Extracted records:
— begin —

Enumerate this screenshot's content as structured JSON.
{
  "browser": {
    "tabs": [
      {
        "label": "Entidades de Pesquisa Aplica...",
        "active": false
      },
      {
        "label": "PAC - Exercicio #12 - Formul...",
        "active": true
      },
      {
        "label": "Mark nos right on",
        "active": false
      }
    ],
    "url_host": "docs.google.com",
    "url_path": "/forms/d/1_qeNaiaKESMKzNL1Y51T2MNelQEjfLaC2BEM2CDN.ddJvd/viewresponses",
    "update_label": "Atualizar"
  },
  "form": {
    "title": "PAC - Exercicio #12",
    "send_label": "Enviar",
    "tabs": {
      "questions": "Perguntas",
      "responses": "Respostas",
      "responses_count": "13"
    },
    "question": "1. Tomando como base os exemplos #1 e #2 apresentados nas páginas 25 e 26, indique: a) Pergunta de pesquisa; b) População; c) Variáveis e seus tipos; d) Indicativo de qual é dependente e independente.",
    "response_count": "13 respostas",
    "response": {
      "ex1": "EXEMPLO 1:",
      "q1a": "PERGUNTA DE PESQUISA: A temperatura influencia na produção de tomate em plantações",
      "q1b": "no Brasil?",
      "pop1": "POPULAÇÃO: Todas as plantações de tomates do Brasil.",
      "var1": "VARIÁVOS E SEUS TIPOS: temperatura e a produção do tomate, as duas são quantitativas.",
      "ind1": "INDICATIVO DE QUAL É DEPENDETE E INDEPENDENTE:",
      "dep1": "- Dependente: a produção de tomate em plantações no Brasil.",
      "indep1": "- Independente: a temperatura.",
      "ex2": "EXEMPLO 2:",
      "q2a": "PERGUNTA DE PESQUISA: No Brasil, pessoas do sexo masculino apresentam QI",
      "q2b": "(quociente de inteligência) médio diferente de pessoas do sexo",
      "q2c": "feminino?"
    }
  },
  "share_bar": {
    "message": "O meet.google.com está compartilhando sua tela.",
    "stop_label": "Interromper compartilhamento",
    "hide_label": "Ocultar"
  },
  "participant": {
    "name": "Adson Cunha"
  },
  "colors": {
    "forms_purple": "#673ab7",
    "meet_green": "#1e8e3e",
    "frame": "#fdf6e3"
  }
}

— end —

> [Stated exercise]: Output the entries verbatim.

> [Full answer]:
Enumerate this screenshot's content as structured JSON.
{
  "browser": {
    "tabs": [
      {
        "label": "Entidades de Pesquisa Aplica...",
        "active": false
      },
      {
        "label": "PAC - Exercicio #12 - Formul...",
        "active": true
      },
      {
        "label": "Mark nos right on",
        "active": false
      }
    ],
    "url_host": "docs.google.com",
    "url_path": "/forms/d/1_qeNaiaKESMKzNL1Y51T2MNelQEjfLaC2BEM2CDN.ddJvd/viewresponses",
    "update_label": "Atualizar"
  },
  "form": {
    "title": "PAC - Exercicio #12",
    "send_label": "Enviar",
    "tabs": {
      "questions": "Perguntas",
      "responses": "Respostas",
      "responses_count": "13"
    },
    "question": "1. Tomando como base os exemplos #1 e #2 apresentados nas páginas 25 e 26, indique: a) Pergunta de pesquisa; b) População; c) Variáveis e seus tipos; d) Indicativo de qual é dependente e independente.",
    "response_count": "13 respostas",
    "response": {
      "ex1": "EXEMPLO 1:",
      "q1a": "PERGUNTA DE PESQUISA: A temperatura influencia na produção de tomate em plantações",
      "q1b": "no Brasil?",
      "pop1": "POPULAÇÃO: Todas as plantações de tomates do Brasil.",
      "var1": "VARIÁVOS E SEUS TIPOS: temperatura e a produção do tomate, as duas são quantitativas.",
      "ind1": "INDICATIVO DE QUAL É DEPENDETE E INDEPENDENTE:",
      "dep1": "- Dependente: a produção de tomate em plantações no Brasil.",
      "indep1": "- Independente: a temperatura.",
      "ex2": "EXEMPLO 2:",
      "q2a": "PERGUNTA DE PESQUISA: No Brasil, pessoas do sexo masculino apresentam QI",
      "q2b": "(quociente de inteligência) médio diferente de pessoas do sexo",
      "q2c": "feminino?"
    }
  },
  "share_bar": {
    "message": "O meet.google.com está compartilhando sua tela.",
    "stop_label": "Interromper compartilhamento",
    "hide_label": "Ocultar"
  },
  "participant": {
    "name": "Adson Cunha"
  },
  "colors": {
    "forms_purple": "#673ab7",
    "meet_green": "#1e8e3e",
    "frame": "#fdf6e3"
  }
}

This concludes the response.